- [Provided material]
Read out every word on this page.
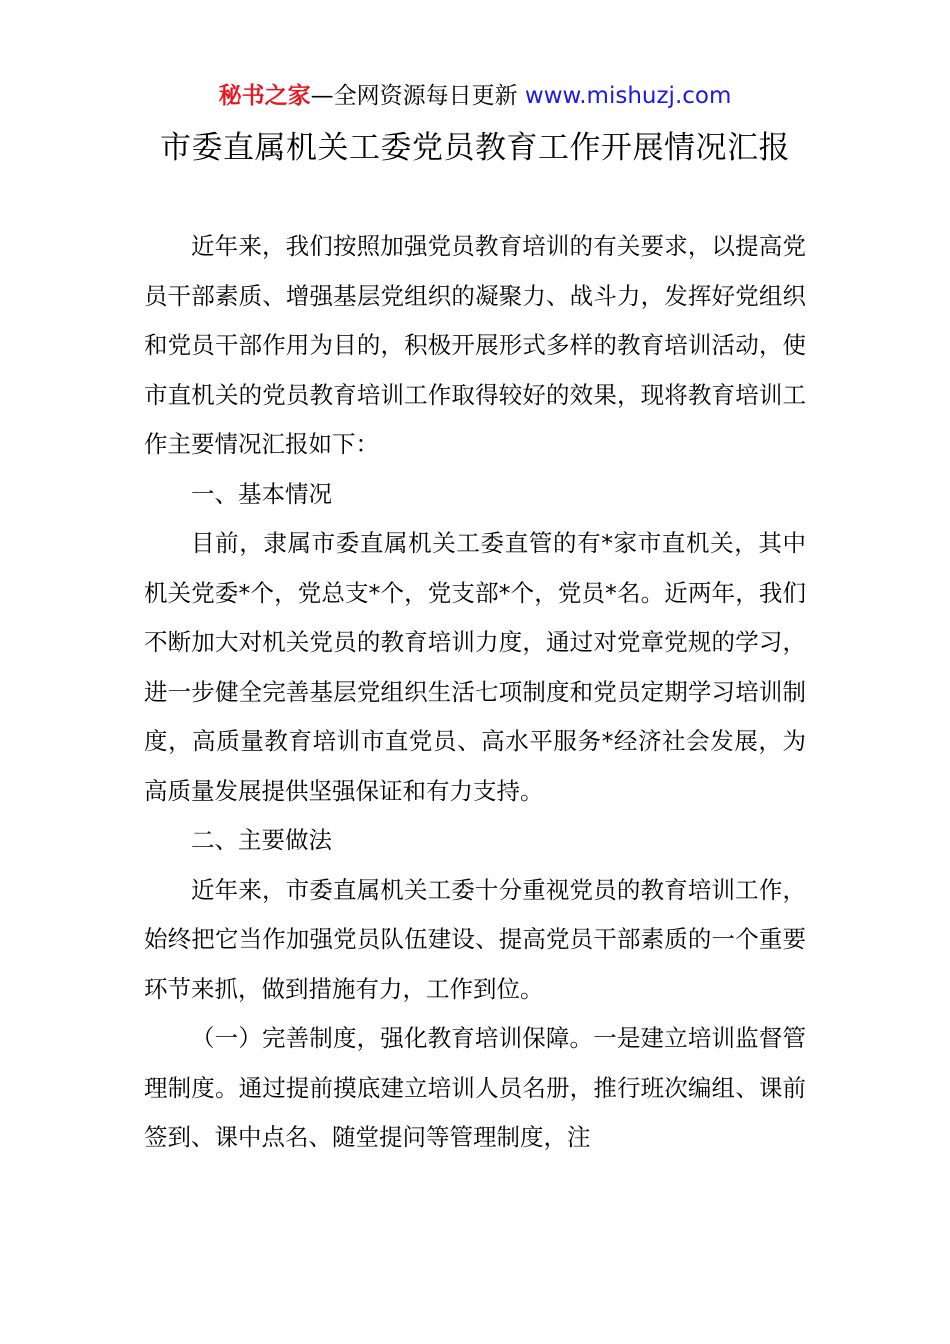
秘书之家—全网资源每日更新 www.mishuzj.com
市委直属机关工委党员教育工作开展情况汇报

近年来，我们按照加强党员教育培训的有关要求，以提高党员干部素质、增强基层党组织的凝聚力、战斗力，发挥好党组织和党员干部作用为目的，积极开展形式多样的教育培训活动，使市直机关的党员教育培训工作取得较好的效果，现将教育培训工作主要情况汇报如下：

一、基本情况

目前，隶属市委直属机关工委直管的有*家市直机关，其中机关党委*个，党总支*个，党支部*个，党员*名。近两年，我们不断加大对机关党员的教育培训力度，通过对党章党规的学习，进一步健全完善基层党组织生活七项制度和党员定期学习培训制度，高质量教育培训市直党员、高水平服务*经济社会发展，为高质量发展提供坚强保证和有力支持。

二、主要做法

近年来，市委直属机关工委十分重视党员的教育培训工作，始终把它当作加强党员队伍建设、提高党员干部素质的一个重要环节来抓，做到措施有力，工作到位。

（一）完善制度，强化教育培训保障。一是建立培训监督管理制度。通过提前摸底建立培训人员名册，推行班次编组、课前签到、课中点名、随堂提问等管理制度，注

- [Exercise]
Transcribe the listing above verbatim. Omit the pictures.

- [Solution to the problem]
Read out every word on this page.
秘书之家—全网资源每日更新 www.mishuzj.com
市委直属机关工委党员教育工作开展情况汇报

近年来，我们按照加强党员教育培训的有关要求，以提高党员干部素质、增强基层党组织的凝聚力、战斗力，发挥好党组织和党员干部作用为目的，积极开展形式多样的教育培训活动，使市直机关的党员教育培训工作取得较好的效果，现将教育培训工作主要情况汇报如下：

一、基本情况

目前，隶属市委直属机关工委直管的有*家市直机关，其中机关党委*个，党总支*个，党支部*个，党员*名。近两年，我们不断加大对机关党员的教育培训力度，通过对党章党规的学习，进一步健全完善基层党组织生活七项制度和党员定期学习培训制度，高质量教育培训市直党员、高水平服务*经济社会发展，为高质量发展提供坚强保证和有力支持。

二、主要做法

近年来，市委直属机关工委十分重视党员的教育培训工作，始终把它当作加强党员队伍建设、提高党员干部素质的一个重要环节来抓，做到措施有力，工作到位。

（一）完善制度，强化教育培训保障。一是建立培训监督管理制度。通过提前摸底建立培训人员名册，推行班次编组、课前签到、课中点名、随堂提问等管理制度，注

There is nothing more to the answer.